• _Exercise directions_
Collect every line below that contains the word "años".

________________________________________

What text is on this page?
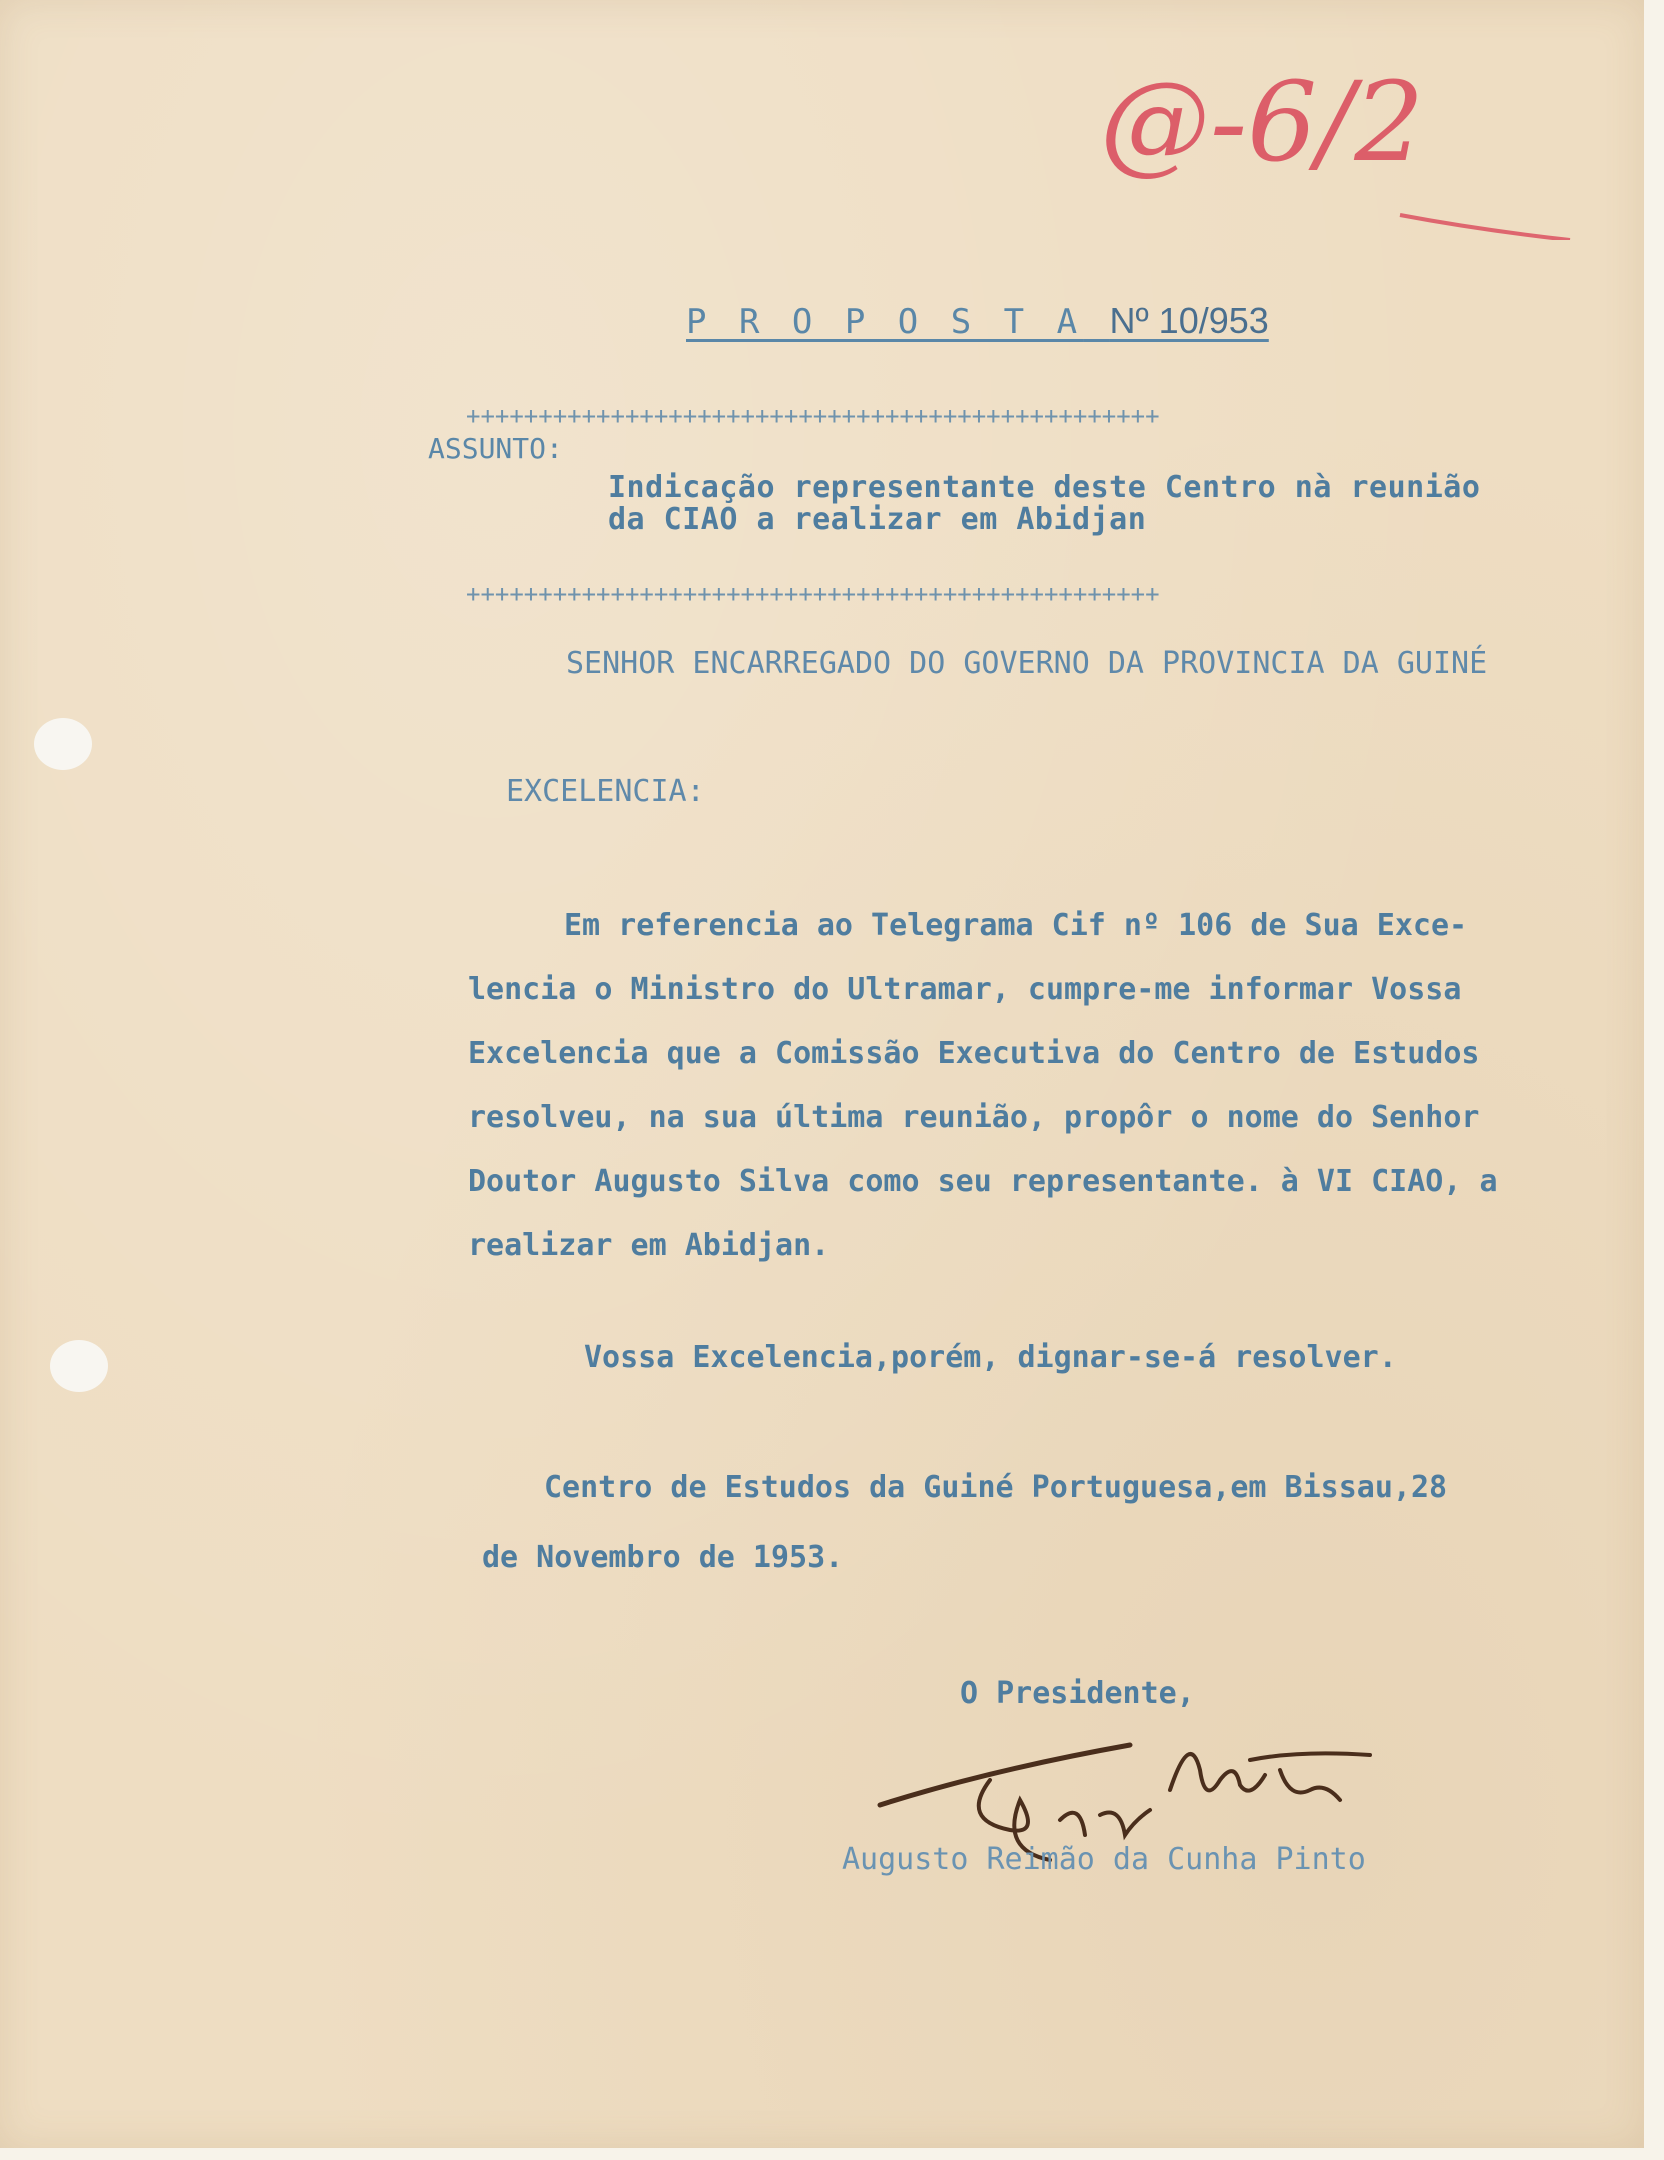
@-6/2
P R O P O S T A Nº 10/953
++++++++++++++++++++++++++++++++++++++++++++++++
ASSUNTO:
Indicação representante deste Centro nà reunião
da CIAO a realizar em Abidjan
++++++++++++++++++++++++++++++++++++++++++++++++
SENHOR ENCARREGADO DO GOVERNO DA PROVINCIA DA GUINÉ
EXCELENCIA:
Em referencia ao Telegrama Cif nº 106 de Sua Exce-
lencia o Ministro do Ultramar, cumpre-me informar Vossa
Excelencia que a Comissão Executiva do Centro de Estudos
resolveu, na sua última reunião, propôr o nome do Senhor
Doutor Augusto Silva como seu representante. à VI CIAO, a
realizar em Abidjan.
Vossa Excelencia,porém, dignar-se-á resolver.
Centro de Estudos da Guiné Portuguesa,em Bissau,28
de Novembro de 1953.
O Presidente,
Augusto Reimão da Cunha Pinto
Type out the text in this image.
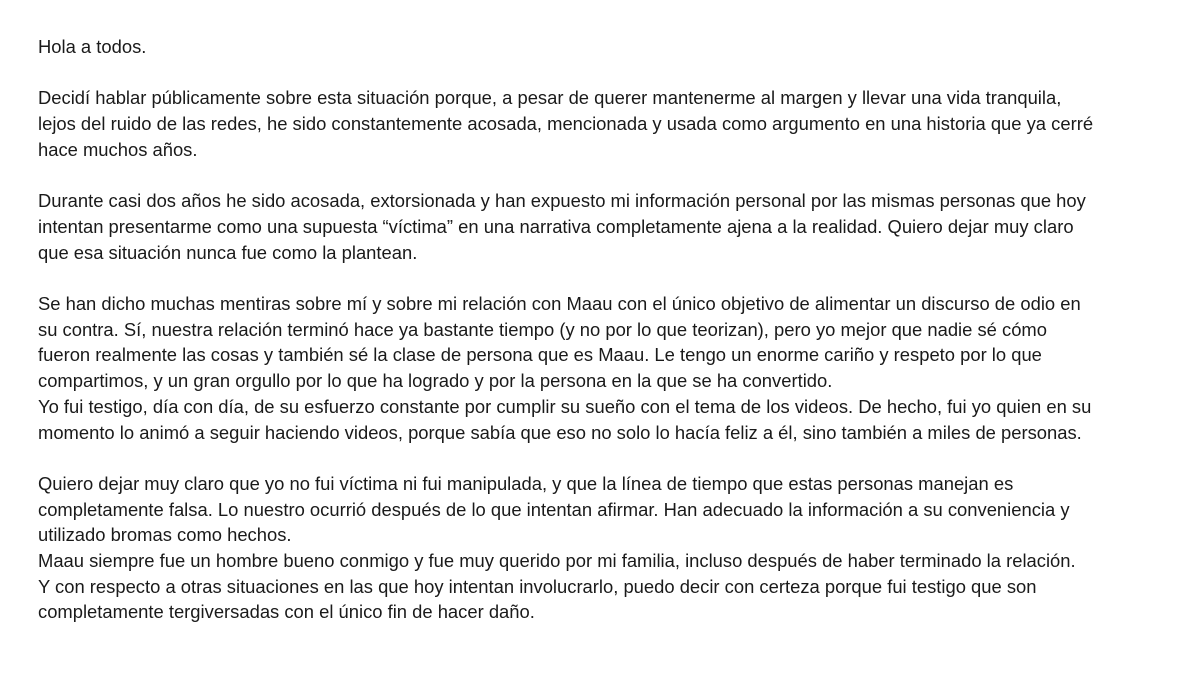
Hola a todos.
Decidí hablar públicamente sobre esta situación porque, a pesar de querer mantenerme al margen y llevar una vida tranquila,
lejos del ruido de las redes, he sido constantemente acosada, mencionada y usada como argumento en una historia que ya cerré
hace muchos años.
Durante casi dos años he sido acosada, extorsionada y han expuesto mi información personal por las mismas personas que hoy
intentan presentarme como una supuesta “víctima” en una narrativa completamente ajena a la realidad. Quiero dejar muy claro
que esa situación nunca fue como la plantean.
Se han dicho muchas mentiras sobre mí y sobre mi relación con Maau con el único objetivo de alimentar un discurso de odio en
su contra. Sí, nuestra relación terminó hace ya bastante tiempo (y no por lo que teorizan), pero yo mejor que nadie sé cómo
fueron realmente las cosas y también sé la clase de persona que es Maau. Le tengo un enorme cariño y respeto por lo que
compartimos, y un gran orgullo por lo que ha logrado y por la persona en la que se ha convertido.
Yo fui testigo, día con día, de su esfuerzo constante por cumplir su sueño con el tema de los videos. De hecho, fui yo quien en su
momento lo animó a seguir haciendo videos, porque sabía que eso no solo lo hacía feliz a él, sino también a miles de personas.
Quiero dejar muy claro que yo no fui víctima ni fui manipulada, y que la línea de tiempo que estas personas manejan es
completamente falsa. Lo nuestro ocurrió después de lo que intentan afirmar. Han adecuado la información a su conveniencia y
utilizado bromas como hechos.
Maau siempre fue un hombre bueno conmigo y fue muy querido por mi familia, incluso después de haber terminado la relación.
Y con respecto a otras situaciones en las que hoy intentan involucrarlo, puedo decir con certeza porque fui testigo que son
completamente tergiversadas con el único fin de hacer daño.
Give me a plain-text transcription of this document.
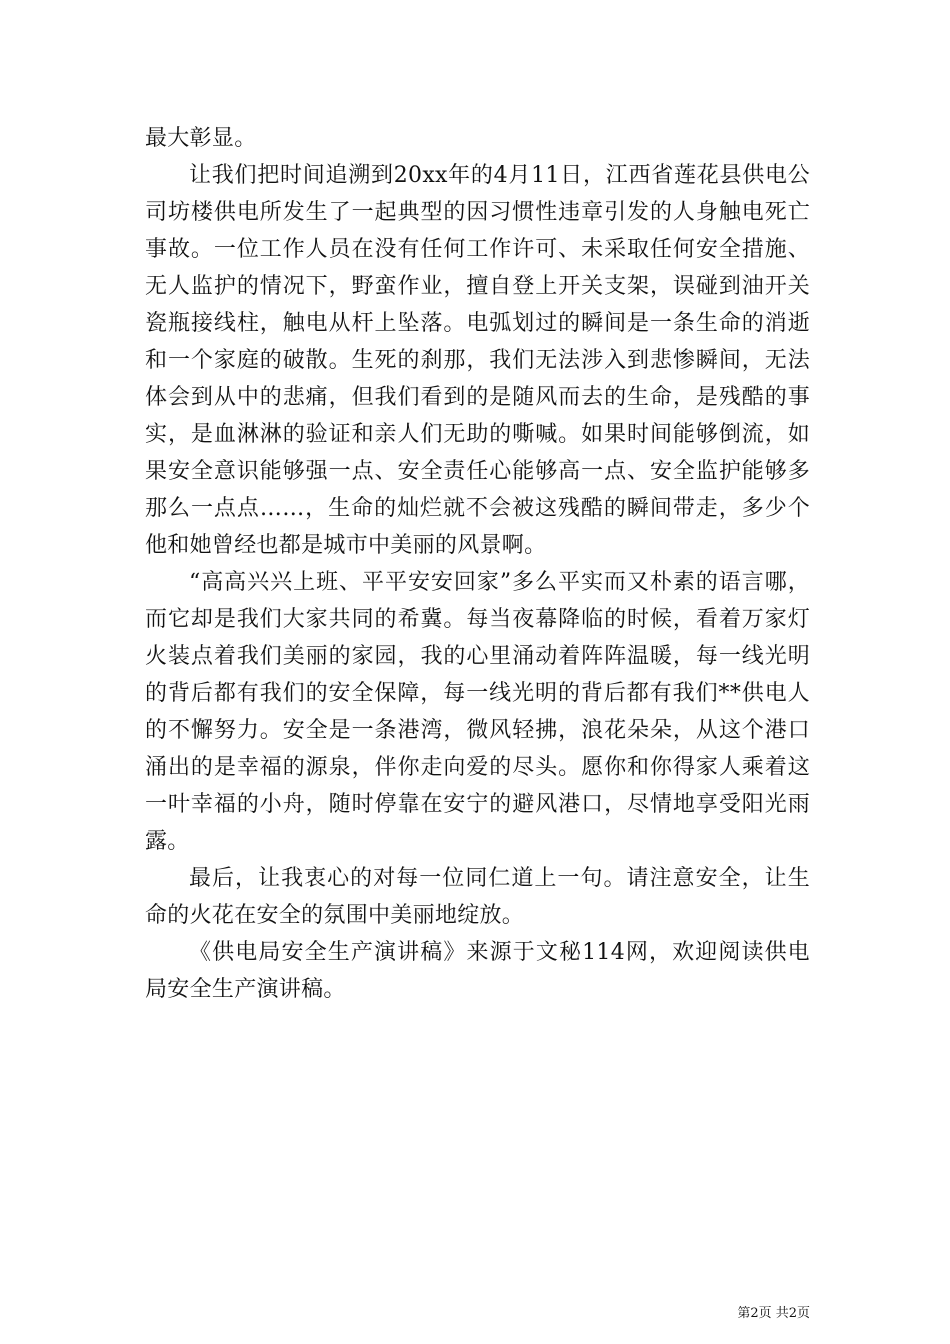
最大彰显。

让我们把时间追溯到20xx年的4月11日，江西省莲花县供电公司坊楼供电所发生了一起典型的因习惯性违章引发的人身触电死亡事故。一位工作人员在没有任何工作许可、未采取任何安全措施、无人监护的情况下，野蛮作业，擅自登上开关支架，误碰到油开关瓷瓶接线柱，触电从杆上坠落。电弧划过的瞬间是一条生命的消逝和一个家庭的破散。生死的刹那，我们无法涉入到悲惨瞬间，无法体会到从中的悲痛，但我们看到的是随风而去的生命，是残酷的事实，是血淋淋的验证和亲人们无助的嘶喊。如果时间能够倒流，如果安全意识能够强一点、安全责任心能够高一点、安全监护能够多那么一点点……，生命的灿烂就不会被这残酷的瞬间带走，多少个他和她曾经也都是城市中美丽的风景啊。

“高高兴兴上班、平平安安回家”多么平实而又朴素的语言哪，而它却是我们大家共同的希冀。每当夜幕降临的时候，看着万家灯火装点着我们美丽的家园，我的心里涌动着阵阵温暖，每一线光明的背后都有我们的安全保障，每一线光明的背后都有我们**供电人的不懈努力。安全是一条港湾，微风轻拂，浪花朵朵，从这个港口涌出的是幸福的源泉，伴你走向爱的尽头。愿你和你得家人乘着这一叶幸福的小舟，随时停靠在安宁的避风港口，尽情地享受阳光雨露。

最后，让我衷心的对每一位同仁道上一句。请注意安全，让生命的火花在安全的氛围中美丽地绽放。

《供电局安全生产演讲稿》来源于文秘114网，欢迎阅读供电局安全生产演讲稿。

第2页 共2页
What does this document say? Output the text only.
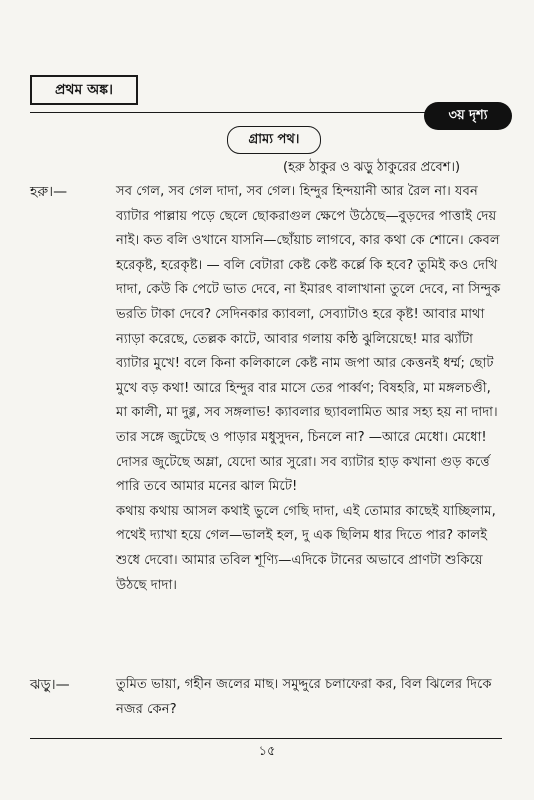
প্রথম অঙ্ক।
৩য় দৃশ্য
গ্রাম্য পথ।
(হরু ঠাকুর ও ঝড়ু ঠাকুরের প্রবেশ।)
হরু।—	সব গেল, সব গেল দাদা, সব গেল। হিন্দুর হিন্দয়ানী আর রৈল না। যবন ব্যাটার পাল্লায় পড়ে ছেলে ছোকরাগুল ক্ষেপে উঠেছে—বুড়দের পাত্তাই দেয় নাই। কত বলি ওখানে যাসনি—ছোঁয়াচ লাগবে, কার কথা কে শোনে। কেবল হরেকৃষ্ট, হরেকৃষ্ট। — বলি বেটারা কেষ্ট কেষ্ট কর্ল্লে কি হবে? তুমিই কও দেখি দাদা, কেউ কি পেটে ভাত দেবে, না ইমারৎ বালাখানা তুলে দেবে, না সিন্দুক ভরতি টাকা দেবে? সেদিনকার ক্যাবলা, সেব্যাটাও হরে কৃষ্ট! আবার মাথা ন্যাড়া করেছে, তেল্লক কাটে, আবার গলায় কন্ঠি ঝুলিয়েছে! মার ঝ্যাঁটা ব্যাটার মুখে! বলে কিনা কলিকালে কেষ্ট নাম জপা আর কেত্তনই ধর্ম্ম; ছোট মুখে বড় কথা! আরে হিন্দুর বার মাসে তের পার্ব্বণ; বিষহরি, মা মঙ্গলচণ্ডী, মা কালী, মা দুগ্গ, সব সঙ্গলাভ! ক্যাবলার ছ্যাবলামিত আর সহ্য হয় না দাদা। তার সঙ্গে জুটেছে ও পাড়ার মধুসুদন, চিনলে না? —আরে মেধো। মেধো! দোসর জুটেছে অম্লা, যেদো আর সুরো। সব ব্যাটার হাড় কখানা গুড় কর্ত্তে পারি তবে আমার মনের ঝাল মিটে!

কথায় কথায় আসল কথাই ভুলে গেছি দাদা, এই তোমার কাছেই যাচ্ছিলাম, পথেই দ্যাখা হয়ে গেল—ভালই হল, দু এক ছিলিম ধার দিতে পার? কালই শুধে দেবো। আমার তবিল শূণ্যি—এদিকে টানের অভাবে প্রাণটা শুকিয়ে উঠছে দাদা।

ঝড়ু।—	তুমিত ভায়া, গহীন জলের মাছ। সমুদ্দুরে চলাফেরা কর, বিল ঝিলের দিকে নজর কেন?

১৫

________________________________________

• _Task response_
hace muchos años.
Durante casi dos años he sido acosada, extorsionada y han expuesto mi información personal por las mismas personas que hoy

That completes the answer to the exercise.